* _WORK TO DO_
Check each line of the data below for the word "JSON", then extract the ones that have it.

* _ENTRIES SUPPLIED_
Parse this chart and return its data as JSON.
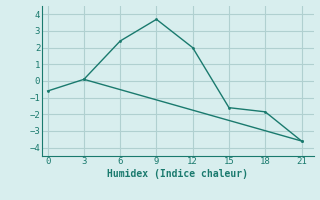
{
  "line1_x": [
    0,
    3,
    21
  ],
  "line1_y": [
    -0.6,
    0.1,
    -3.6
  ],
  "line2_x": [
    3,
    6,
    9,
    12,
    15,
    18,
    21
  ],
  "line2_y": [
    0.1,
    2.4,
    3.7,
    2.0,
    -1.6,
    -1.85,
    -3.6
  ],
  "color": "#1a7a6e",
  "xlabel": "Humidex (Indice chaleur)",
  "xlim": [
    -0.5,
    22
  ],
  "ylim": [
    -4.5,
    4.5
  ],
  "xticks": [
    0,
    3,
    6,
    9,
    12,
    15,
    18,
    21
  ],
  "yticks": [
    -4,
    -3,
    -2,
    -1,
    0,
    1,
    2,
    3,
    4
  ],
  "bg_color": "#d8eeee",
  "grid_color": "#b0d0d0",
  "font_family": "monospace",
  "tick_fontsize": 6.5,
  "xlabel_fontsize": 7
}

...

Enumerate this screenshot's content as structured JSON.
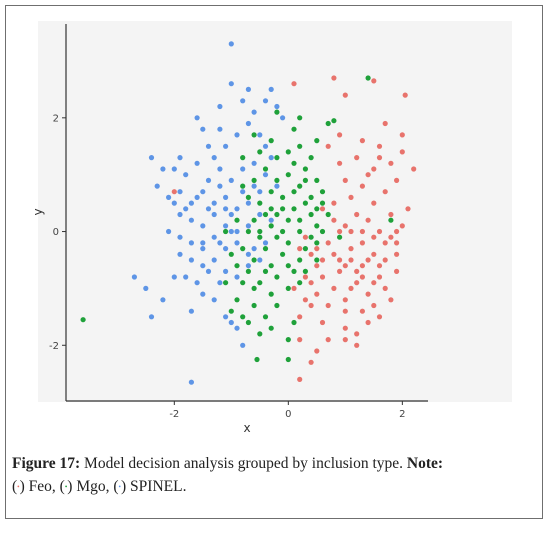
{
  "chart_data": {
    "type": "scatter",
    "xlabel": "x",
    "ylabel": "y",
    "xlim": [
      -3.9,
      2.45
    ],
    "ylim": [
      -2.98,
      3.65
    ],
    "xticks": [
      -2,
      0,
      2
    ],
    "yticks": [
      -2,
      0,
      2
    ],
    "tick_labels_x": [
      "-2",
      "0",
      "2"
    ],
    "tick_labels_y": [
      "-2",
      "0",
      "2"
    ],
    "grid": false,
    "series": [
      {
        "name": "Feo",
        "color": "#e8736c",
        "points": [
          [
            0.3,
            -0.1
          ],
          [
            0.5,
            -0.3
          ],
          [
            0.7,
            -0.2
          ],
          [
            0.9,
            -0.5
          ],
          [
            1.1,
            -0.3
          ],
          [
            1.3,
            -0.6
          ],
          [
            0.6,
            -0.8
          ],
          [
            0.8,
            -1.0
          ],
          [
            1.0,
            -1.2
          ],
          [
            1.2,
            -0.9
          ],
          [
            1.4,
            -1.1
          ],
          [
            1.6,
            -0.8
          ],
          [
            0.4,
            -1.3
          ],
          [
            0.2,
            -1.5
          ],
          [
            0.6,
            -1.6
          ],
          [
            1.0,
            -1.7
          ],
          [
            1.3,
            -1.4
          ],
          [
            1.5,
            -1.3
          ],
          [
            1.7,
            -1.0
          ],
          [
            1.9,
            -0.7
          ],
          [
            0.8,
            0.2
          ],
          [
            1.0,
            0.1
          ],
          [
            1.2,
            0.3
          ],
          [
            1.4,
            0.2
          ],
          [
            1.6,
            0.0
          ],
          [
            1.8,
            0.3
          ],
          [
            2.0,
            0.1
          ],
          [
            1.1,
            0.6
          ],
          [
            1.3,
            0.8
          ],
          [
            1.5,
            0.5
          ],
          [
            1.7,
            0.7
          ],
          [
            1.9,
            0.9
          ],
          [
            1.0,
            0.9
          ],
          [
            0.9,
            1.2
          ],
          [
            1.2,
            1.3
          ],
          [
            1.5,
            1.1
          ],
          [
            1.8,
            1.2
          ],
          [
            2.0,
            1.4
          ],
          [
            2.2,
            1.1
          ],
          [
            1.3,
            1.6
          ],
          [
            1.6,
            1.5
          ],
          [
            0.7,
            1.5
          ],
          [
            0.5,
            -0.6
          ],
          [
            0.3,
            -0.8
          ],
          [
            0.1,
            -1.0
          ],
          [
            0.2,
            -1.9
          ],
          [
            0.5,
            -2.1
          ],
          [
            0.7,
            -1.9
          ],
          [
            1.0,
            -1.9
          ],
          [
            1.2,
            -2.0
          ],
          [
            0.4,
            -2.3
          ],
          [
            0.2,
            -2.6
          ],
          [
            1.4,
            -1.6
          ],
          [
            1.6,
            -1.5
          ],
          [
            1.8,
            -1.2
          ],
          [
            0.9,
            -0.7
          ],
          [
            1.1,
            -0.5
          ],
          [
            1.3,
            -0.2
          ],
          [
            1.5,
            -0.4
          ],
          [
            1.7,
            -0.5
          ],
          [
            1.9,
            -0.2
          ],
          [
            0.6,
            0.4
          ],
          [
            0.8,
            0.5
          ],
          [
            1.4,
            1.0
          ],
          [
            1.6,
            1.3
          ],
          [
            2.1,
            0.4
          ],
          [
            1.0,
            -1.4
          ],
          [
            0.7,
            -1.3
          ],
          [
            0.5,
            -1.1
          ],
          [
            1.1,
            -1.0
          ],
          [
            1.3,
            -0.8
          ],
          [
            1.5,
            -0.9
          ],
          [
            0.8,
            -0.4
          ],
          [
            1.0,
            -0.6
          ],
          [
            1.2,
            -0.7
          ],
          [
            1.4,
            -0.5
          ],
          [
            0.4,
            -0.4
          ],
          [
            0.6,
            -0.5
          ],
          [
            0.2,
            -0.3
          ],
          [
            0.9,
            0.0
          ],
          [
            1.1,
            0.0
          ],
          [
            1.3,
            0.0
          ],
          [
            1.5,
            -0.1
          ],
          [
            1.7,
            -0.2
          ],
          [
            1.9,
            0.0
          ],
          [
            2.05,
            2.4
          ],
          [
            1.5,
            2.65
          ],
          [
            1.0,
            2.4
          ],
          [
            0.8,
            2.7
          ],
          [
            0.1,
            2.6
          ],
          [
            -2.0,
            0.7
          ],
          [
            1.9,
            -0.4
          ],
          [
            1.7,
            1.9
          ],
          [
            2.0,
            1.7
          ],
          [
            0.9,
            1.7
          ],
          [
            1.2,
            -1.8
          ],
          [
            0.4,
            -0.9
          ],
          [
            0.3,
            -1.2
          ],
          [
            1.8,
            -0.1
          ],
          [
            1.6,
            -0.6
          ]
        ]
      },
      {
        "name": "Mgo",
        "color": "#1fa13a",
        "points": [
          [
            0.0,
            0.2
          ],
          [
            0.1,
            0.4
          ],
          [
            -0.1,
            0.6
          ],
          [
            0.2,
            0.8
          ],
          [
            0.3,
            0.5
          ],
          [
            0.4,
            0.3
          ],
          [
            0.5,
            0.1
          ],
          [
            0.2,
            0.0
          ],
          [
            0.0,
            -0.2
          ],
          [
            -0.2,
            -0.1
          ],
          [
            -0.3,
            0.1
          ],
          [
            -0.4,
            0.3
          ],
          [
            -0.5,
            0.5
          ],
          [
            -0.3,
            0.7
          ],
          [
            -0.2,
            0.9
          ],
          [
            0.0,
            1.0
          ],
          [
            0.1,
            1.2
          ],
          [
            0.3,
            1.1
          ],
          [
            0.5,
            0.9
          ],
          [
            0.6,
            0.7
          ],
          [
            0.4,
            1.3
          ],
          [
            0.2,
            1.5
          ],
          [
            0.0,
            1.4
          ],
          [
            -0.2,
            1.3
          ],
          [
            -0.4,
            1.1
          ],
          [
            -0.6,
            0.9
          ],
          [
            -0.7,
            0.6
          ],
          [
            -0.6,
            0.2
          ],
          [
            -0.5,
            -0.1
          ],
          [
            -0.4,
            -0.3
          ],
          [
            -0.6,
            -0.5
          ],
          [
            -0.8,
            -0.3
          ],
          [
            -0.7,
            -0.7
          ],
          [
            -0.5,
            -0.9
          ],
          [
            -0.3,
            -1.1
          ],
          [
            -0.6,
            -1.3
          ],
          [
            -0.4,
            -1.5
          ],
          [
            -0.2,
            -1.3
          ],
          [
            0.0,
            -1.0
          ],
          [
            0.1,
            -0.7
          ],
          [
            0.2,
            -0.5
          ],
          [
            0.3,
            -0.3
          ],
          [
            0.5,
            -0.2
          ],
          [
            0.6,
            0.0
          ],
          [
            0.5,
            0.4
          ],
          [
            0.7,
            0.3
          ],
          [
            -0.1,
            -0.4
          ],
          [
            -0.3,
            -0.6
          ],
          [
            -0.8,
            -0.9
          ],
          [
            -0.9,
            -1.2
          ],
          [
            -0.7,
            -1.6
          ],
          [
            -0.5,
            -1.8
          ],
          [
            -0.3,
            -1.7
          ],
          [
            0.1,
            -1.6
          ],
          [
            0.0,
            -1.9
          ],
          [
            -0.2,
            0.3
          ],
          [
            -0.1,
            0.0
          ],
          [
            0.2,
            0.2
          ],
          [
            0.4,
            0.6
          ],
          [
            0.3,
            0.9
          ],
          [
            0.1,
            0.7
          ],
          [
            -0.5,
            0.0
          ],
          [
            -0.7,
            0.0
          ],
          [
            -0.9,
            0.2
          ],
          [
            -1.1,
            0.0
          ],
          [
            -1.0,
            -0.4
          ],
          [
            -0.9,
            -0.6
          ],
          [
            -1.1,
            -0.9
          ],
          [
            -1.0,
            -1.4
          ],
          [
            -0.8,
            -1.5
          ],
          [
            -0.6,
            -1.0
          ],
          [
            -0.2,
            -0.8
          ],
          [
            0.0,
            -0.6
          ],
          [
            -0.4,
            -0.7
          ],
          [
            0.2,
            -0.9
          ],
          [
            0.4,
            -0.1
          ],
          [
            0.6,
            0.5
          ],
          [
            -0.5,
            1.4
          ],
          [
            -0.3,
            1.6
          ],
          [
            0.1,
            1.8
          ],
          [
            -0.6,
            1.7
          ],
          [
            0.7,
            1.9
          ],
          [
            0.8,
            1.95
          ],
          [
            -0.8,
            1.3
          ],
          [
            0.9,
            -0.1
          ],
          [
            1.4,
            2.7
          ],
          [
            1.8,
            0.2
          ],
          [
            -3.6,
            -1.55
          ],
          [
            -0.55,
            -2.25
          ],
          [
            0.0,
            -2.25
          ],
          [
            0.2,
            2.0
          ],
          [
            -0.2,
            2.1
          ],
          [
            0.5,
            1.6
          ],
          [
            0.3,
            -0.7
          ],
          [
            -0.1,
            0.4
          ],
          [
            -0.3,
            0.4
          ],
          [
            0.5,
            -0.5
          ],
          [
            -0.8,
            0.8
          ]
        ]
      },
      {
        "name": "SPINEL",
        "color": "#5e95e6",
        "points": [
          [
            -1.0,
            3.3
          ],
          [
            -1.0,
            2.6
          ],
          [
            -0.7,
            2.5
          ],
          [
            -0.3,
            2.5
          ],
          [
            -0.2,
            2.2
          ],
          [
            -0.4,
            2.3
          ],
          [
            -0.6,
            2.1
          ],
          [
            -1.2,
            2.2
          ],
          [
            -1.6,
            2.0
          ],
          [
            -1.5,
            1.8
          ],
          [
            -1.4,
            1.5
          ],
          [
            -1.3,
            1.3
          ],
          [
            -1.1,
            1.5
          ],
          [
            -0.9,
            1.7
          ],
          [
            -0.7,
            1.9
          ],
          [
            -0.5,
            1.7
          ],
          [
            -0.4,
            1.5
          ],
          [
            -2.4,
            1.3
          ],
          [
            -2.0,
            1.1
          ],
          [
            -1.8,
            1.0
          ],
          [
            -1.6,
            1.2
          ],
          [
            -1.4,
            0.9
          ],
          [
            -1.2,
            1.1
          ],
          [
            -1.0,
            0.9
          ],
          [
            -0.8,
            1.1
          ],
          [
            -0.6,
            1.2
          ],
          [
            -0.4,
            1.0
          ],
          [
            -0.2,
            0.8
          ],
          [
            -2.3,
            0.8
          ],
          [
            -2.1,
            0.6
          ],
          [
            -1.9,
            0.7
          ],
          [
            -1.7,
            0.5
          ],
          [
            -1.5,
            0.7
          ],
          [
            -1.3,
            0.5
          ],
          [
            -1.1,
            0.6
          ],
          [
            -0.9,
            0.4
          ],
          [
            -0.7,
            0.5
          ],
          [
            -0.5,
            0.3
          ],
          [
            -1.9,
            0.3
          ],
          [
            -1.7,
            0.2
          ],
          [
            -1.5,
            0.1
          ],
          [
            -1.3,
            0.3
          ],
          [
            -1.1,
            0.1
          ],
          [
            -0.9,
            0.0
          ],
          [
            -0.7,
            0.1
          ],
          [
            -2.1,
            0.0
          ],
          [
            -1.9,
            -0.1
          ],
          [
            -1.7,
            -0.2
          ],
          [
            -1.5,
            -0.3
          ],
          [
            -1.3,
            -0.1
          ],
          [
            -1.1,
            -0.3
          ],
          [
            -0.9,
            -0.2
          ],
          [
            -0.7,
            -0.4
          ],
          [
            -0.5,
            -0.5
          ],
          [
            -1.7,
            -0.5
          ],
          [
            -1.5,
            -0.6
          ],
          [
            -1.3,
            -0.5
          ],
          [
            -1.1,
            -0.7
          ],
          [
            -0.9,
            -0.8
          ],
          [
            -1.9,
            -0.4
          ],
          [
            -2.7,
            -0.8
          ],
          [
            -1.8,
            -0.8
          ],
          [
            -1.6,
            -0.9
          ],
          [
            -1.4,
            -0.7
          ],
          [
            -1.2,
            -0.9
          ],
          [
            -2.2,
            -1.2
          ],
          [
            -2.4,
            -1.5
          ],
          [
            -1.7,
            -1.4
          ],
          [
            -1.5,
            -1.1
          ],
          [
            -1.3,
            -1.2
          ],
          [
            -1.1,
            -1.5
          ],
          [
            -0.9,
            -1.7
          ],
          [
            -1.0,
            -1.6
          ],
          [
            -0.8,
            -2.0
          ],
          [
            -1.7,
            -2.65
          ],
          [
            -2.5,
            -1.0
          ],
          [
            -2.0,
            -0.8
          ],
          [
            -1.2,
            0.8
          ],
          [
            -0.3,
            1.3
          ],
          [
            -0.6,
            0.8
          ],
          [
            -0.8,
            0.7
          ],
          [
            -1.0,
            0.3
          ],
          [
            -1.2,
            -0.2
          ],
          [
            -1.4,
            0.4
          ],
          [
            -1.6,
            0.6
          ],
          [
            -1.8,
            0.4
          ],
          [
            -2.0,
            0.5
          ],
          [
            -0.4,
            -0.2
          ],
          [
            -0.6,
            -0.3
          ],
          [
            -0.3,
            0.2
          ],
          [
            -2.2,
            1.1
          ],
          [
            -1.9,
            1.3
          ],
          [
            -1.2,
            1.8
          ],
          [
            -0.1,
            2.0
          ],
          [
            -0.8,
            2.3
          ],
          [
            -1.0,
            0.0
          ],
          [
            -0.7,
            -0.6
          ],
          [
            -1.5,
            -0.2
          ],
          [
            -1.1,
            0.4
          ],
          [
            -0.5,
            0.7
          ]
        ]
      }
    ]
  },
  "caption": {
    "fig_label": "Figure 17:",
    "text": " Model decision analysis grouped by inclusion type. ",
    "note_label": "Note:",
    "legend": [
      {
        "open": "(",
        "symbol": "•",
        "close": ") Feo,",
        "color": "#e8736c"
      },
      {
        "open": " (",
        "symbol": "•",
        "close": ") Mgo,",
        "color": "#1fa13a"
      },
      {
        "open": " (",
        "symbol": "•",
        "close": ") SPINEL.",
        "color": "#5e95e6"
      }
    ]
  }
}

* _RESULT FOR THIS EXERCISE_
Parse this chart and return its data as JSON.
Enumerate this screenshot's content as structured JSON.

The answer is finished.